-- Data to process start --
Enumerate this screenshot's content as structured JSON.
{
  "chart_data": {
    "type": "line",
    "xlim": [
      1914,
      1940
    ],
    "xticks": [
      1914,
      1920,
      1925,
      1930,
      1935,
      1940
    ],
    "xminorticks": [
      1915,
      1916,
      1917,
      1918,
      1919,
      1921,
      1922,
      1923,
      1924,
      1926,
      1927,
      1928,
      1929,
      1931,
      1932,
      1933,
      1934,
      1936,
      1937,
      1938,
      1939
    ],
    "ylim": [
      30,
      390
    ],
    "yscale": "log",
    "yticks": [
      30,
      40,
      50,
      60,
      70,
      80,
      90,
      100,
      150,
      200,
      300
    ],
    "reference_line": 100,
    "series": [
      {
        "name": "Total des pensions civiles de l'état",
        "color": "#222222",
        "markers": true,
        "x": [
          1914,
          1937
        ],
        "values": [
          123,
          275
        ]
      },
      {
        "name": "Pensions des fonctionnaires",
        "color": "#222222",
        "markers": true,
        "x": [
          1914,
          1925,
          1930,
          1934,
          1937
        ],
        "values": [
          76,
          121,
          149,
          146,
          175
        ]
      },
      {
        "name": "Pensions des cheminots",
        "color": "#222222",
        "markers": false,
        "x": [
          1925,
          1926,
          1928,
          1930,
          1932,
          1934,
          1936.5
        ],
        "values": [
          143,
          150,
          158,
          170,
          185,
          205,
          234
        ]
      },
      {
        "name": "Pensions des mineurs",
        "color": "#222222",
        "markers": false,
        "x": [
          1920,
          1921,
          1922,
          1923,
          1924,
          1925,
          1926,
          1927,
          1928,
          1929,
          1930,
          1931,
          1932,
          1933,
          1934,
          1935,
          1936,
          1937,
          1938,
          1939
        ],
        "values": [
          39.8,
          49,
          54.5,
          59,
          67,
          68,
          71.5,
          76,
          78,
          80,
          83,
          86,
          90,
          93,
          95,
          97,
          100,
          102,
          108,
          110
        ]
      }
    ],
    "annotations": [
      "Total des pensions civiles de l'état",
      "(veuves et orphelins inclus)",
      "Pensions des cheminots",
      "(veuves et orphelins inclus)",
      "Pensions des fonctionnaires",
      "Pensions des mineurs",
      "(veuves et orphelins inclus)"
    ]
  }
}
-- Data to process end --
▸ **Exercise objective**
Return every line of the material exactly.

▸ **Exercise response**
Enumerate this screenshot's content as structured JSON.
{
  "chart_data": {
    "type": "line",
    "xlim": [
      1914,
      1940
    ],
    "xticks": [
      1914,
      1920,
      1925,
      1930,
      1935,
      1940
    ],
    "xminorticks": [
      1915,
      1916,
      1917,
      1918,
      1919,
      1921,
      1922,
      1923,
      1924,
      1926,
      1927,
      1928,
      1929,
      1931,
      1932,
      1933,
      1934,
      1936,
      1937,
      1938,
      1939
    ],
    "ylim": [
      30,
      390
    ],
    "yscale": "log",
    "yticks": [
      30,
      40,
      50,
      60,
      70,
      80,
      90,
      100,
      150,
      200,
      300
    ],
    "reference_line": 100,
    "series": [
      {
        "name": "Total des pensions civiles de l'état",
        "color": "#222222",
        "markers": true,
        "x": [
          1914,
          1937
        ],
        "values": [
          123,
          275
        ]
      },
      {
        "name": "Pensions des fonctionnaires",
        "color": "#222222",
        "markers": true,
        "x": [
          1914,
          1925,
          1930,
          1934,
          1937
        ],
        "values": [
          76,
          121,
          149,
          146,
          175
        ]
      },
      {
        "name": "Pensions des cheminots",
        "color": "#222222",
        "markers": false,
        "x": [
          1925,
          1926,
          1928,
          1930,
          1932,
          1934,
          1936.5
        ],
        "values": [
          143,
          150,
          158,
          170,
          185,
          205,
          234
        ]
      },
      {
        "name": "Pensions des mineurs",
        "color": "#222222",
        "markers": false,
        "x": [
          1920,
          1921,
          1922,
          1923,
          1924,
          1925,
          1926,
          1927,
          1928,
          1929,
          1930,
          1931,
          1932,
          1933,
          1934,
          1935,
          1936,
          1937,
          1938,
          1939
        ],
        "values": [
          39.8,
          49,
          54.5,
          59,
          67,
          68,
          71.5,
          76,
          78,
          80,
          83,
          86,
          90,
          93,
          95,
          97,
          100,
          102,
          108,
          110
        ]
      }
    ],
    "annotations": [
      "Total des pensions civiles de l'état",
      "(veuves et orphelins inclus)",
      "Pensions des cheminots",
      "(veuves et orphelins inclus)",
      "Pensions des fonctionnaires",
      "Pensions des mineurs",
      "(veuves et orphelins inclus)"
    ]
  }
}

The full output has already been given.